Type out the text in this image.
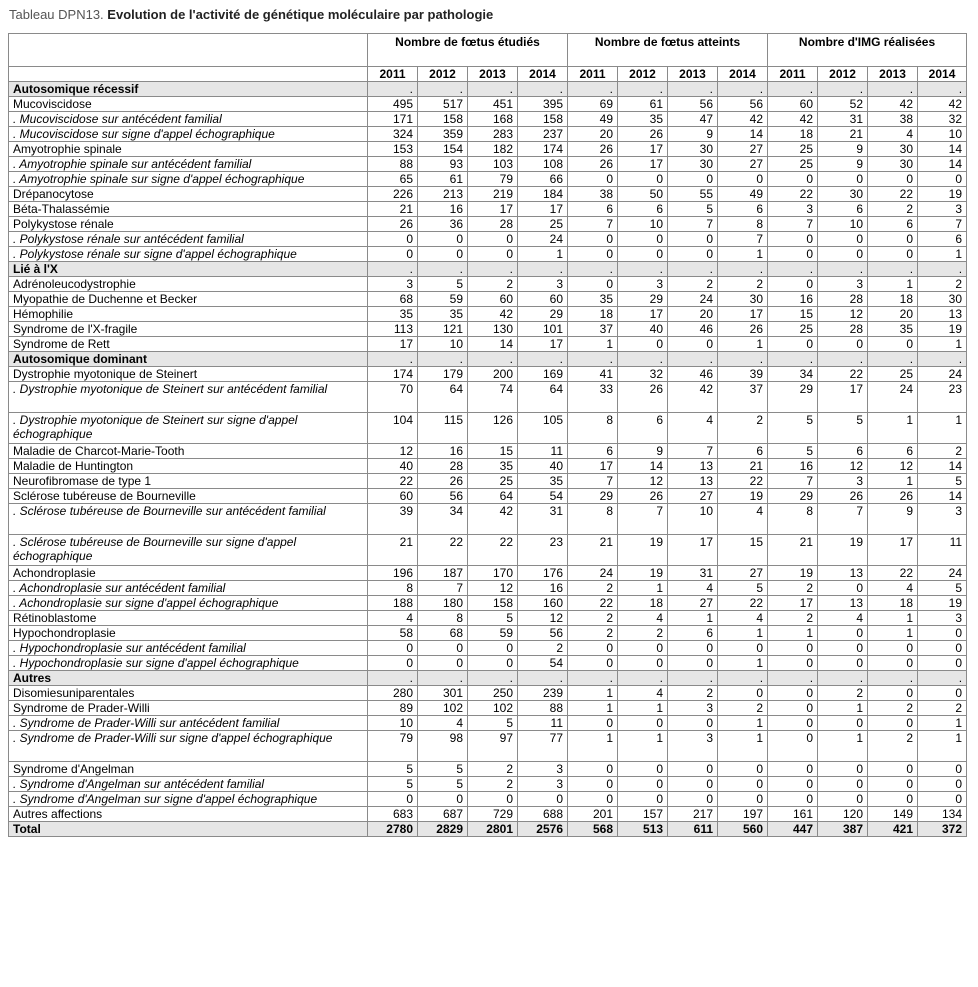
Tableau DPN13. Evolution de l'activité de génétique moléculaire par pathologie
	Nombre de fœtus étudiés				Nombre de fœtus atteints				Nombre d'IMG réalisées			
	2011	2012	2013	2014	2011	2012	2013	2014	2011	2012	2013	2014
Autosomique récessif	.	.	.	.	.	.	.	.	.	.	.	.
Mucoviscidose	495	517	451	395	69	61	56	56	60	52	42	42
. Mucoviscidose sur antécédent familial	171	158	168	158	49	35	47	42	42	31	38	32
. Mucoviscidose sur signe d'appel échographique	324	359	283	237	20	26	9	14	18	21	4	10
Amyotrophie spinale	153	154	182	174	26	17	30	27	25	9	30	14
. Amyotrophie spinale sur antécédent familial	88	93	103	108	26	17	30	27	25	9	30	14
. Amyotrophie spinale sur signe d'appel échographique	65	61	79	66	0	0	0	0	0	0	0	0
Drépanocytose	226	213	219	184	38	50	55	49	22	30	22	19
Béta-Thalassémie	21	16	17	17	6	6	5	6	3	6	2	3
Polykystose rénale	26	36	28	25	7	10	7	8	7	10	6	7
. Polykystose rénale sur antécédent familial	0	0	0	24	0	0	0	7	0	0	0	6
. Polykystose rénale sur signe d'appel échographique	0	0	0	1	0	0	0	1	0	0	0	1
Lié à l'X	.	.	.	.	.	.	.	.	.	.	.	.
Adrénoleucodystrophie	3	5	2	3	0	3	2	2	0	3	1	2
Myopathie de Duchenne et Becker	68	59	60	60	35	29	24	30	16	28	18	30
Hémophilie	35	35	42	29	18	17	20	17	15	12	20	13
Syndrome de l'X-fragile	113	121	130	101	37	40	46	26	25	28	35	19
Syndrome de Rett	17	10	14	17	1	0	0	1	0	0	0	1
Autosomique dominant	.	.	.	.	.	.	.	.	.	.	.	.
Dystrophie myotonique de Steinert	174	179	200	169	41	32	46	39	34	22	25	24
. Dystrophie myotonique de Steinert sur antécédent familial	70	64	74	64	33	26	42	37	29	17	24	23
. Dystrophie myotonique de Steinert sur signe d'appel échographique	104	115	126	105	8	6	4	2	5	5	1	1
Maladie de Charcot-Marie-Tooth	12	16	15	11	6	9	7	6	5	6	6	2
Maladie de Huntington	40	28	35	40	17	14	13	21	16	12	12	14
Neurofibromase de type 1	22	26	25	35	7	12	13	22	7	3	1	5
Sclérose tubéreuse de Bourneville	60	56	64	54	29	26	27	19	29	26	26	14
. Sclérose tubéreuse de Bourneville sur antécédent familial	39	34	42	31	8	7	10	4	8	7	9	3
. Sclérose tubéreuse de Bourneville sur signe d'appel échographique	21	22	22	23	21	19	17	15	21	19	17	11
Achondroplasie	196	187	170	176	24	19	31	27	19	13	22	24
. Achondroplasie sur antécédent familial	8	7	12	16	2	1	4	5	2	0	4	5
. Achondroplasie sur signe d'appel échographique	188	180	158	160	22	18	27	22	17	13	18	19
Rétinoblastome	4	8	5	12	2	4	1	4	2	4	1	3
Hypochondroplasie	58	68	59	56	2	2	6	1	1	0	1	0
. Hypochondroplasie sur antécédent familial	0	0	0	2	0	0	0	0	0	0	0	0
. Hypochondroplasie sur signe d'appel échographique	0	0	0	54	0	0	0	1	0	0	0	0
Autres	.	.	.	.	.	.	.	.	.	.	.	.
Disomiesuniparentales	280	301	250	239	1	4	2	0	0	2	0	0
Syndrome de Prader-Willi	89	102	102	88	1	1	3	2	0	1	2	2
. Syndrome de Prader-Willi sur antécédent familial	10	4	5	11	0	0	0	1	0	0	0	1
. Syndrome de Prader-Willi sur signe d'appel échographique	79	98	97	77	1	1	3	1	0	1	2	1
Syndrome d'Angelman	5	5	2	3	0	0	0	0	0	0	0	0
. Syndrome d'Angelman sur antécédent familial	5	5	2	3	0	0	0	0	0	0	0	0
. Syndrome d'Angelman sur signe d'appel échographique	0	0	0	0	0	0	0	0	0	0	0	0
Autres affections	683	687	729	688	201	157	217	197	161	120	149	134
Total	2780	2829	2801	2576	568	513	611	560	447	387	421	372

### WHAT TO DO
Every line above should be repeated exactly; pictures stay out of the copy.

### CORRECT RESPONSE
Type out the text in this image.
Tableau DPN13. Evolution de l'activité de génétique moléculaire par pathologie
	Nombre de fœtus étudiés				Nombre de fœtus atteints				Nombre d'IMG réalisées			
	2011	2012	2013	2014	2011	2012	2013	2014	2011	2012	2013	2014
Autosomique récessif	.	.	.	.	.	.	.	.	.	.	.	.
Mucoviscidose	495	517	451	395	69	61	56	56	60	52	42	42
. Mucoviscidose sur antécédent familial	171	158	168	158	49	35	47	42	42	31	38	32
. Mucoviscidose sur signe d'appel échographique	324	359	283	237	20	26	9	14	18	21	4	10
Amyotrophie spinale	153	154	182	174	26	17	30	27	25	9	30	14
. Amyotrophie spinale sur antécédent familial	88	93	103	108	26	17	30	27	25	9	30	14
. Amyotrophie spinale sur signe d'appel échographique	65	61	79	66	0	0	0	0	0	0	0	0
Drépanocytose	226	213	219	184	38	50	55	49	22	30	22	19
Béta-Thalassémie	21	16	17	17	6	6	5	6	3	6	2	3
Polykystose rénale	26	36	28	25	7	10	7	8	7	10	6	7
. Polykystose rénale sur antécédent familial	0	0	0	24	0	0	0	7	0	0	0	6
. Polykystose rénale sur signe d'appel échographique	0	0	0	1	0	0	0	1	0	0	0	1
Lié à l'X	.	.	.	.	.	.	.	.	.	.	.	.
Adrénoleucodystrophie	3	5	2	3	0	3	2	2	0	3	1	2
Myopathie de Duchenne et Becker	68	59	60	60	35	29	24	30	16	28	18	30
Hémophilie	35	35	42	29	18	17	20	17	15	12	20	13
Syndrome de l'X-fragile	113	121	130	101	37	40	46	26	25	28	35	19
Syndrome de Rett	17	10	14	17	1	0	0	1	0	0	0	1
Autosomique dominant	.	.	.	.	.	.	.	.	.	.	.	.
Dystrophie myotonique de Steinert	174	179	200	169	41	32	46	39	34	22	25	24
. Dystrophie myotonique de Steinert sur antécédent familial	70	64	74	64	33	26	42	37	29	17	24	23
. Dystrophie myotonique de Steinert sur signe d'appel échographique	104	115	126	105	8	6	4	2	5	5	1	1
Maladie de Charcot-Marie-Tooth	12	16	15	11	6	9	7	6	5	6	6	2
Maladie de Huntington	40	28	35	40	17	14	13	21	16	12	12	14
Neurofibromase de type 1	22	26	25	35	7	12	13	22	7	3	1	5
Sclérose tubéreuse de Bourneville	60	56	64	54	29	26	27	19	29	26	26	14
. Sclérose tubéreuse de Bourneville sur antécédent familial	39	34	42	31	8	7	10	4	8	7	9	3
. Sclérose tubéreuse de Bourneville sur signe d'appel échographique	21	22	22	23	21	19	17	15	21	19	17	11
Achondroplasie	196	187	170	176	24	19	31	27	19	13	22	24
. Achondroplasie sur antécédent familial	8	7	12	16	2	1	4	5	2	0	4	5
. Achondroplasie sur signe d'appel échographique	188	180	158	160	22	18	27	22	17	13	18	19
Rétinoblastome	4	8	5	12	2	4	1	4	2	4	1	3
Hypochondroplasie	58	68	59	56	2	2	6	1	1	0	1	0
. Hypochondroplasie sur antécédent familial	0	0	0	2	0	0	0	0	0	0	0	0
. Hypochondroplasie sur signe d'appel échographique	0	0	0	54	0	0	0	1	0	0	0	0
Autres	.	.	.	.	.	.	.	.	.	.	.	.
Disomiesuniparentales	280	301	250	239	1	4	2	0	0	2	0	0
Syndrome de Prader-Willi	89	102	102	88	1	1	3	2	0	1	2	2
. Syndrome de Prader-Willi sur antécédent familial	10	4	5	11	0	0	0	1	0	0	0	1
. Syndrome de Prader-Willi sur signe d'appel échographique	79	98	97	77	1	1	3	1	0	1	2	1
Syndrome d'Angelman	5	5	2	3	0	0	0	0	0	0	0	0
. Syndrome d'Angelman sur antécédent familial	5	5	2	3	0	0	0	0	0	0	0	0
. Syndrome d'Angelman sur signe d'appel échographique	0	0	0	0	0	0	0	0	0	0	0	0
Autres affections	683	687	729	688	201	157	217	197	161	120	149	134
Total	2780	2829	2801	2576	568	513	611	560	447	387	421	372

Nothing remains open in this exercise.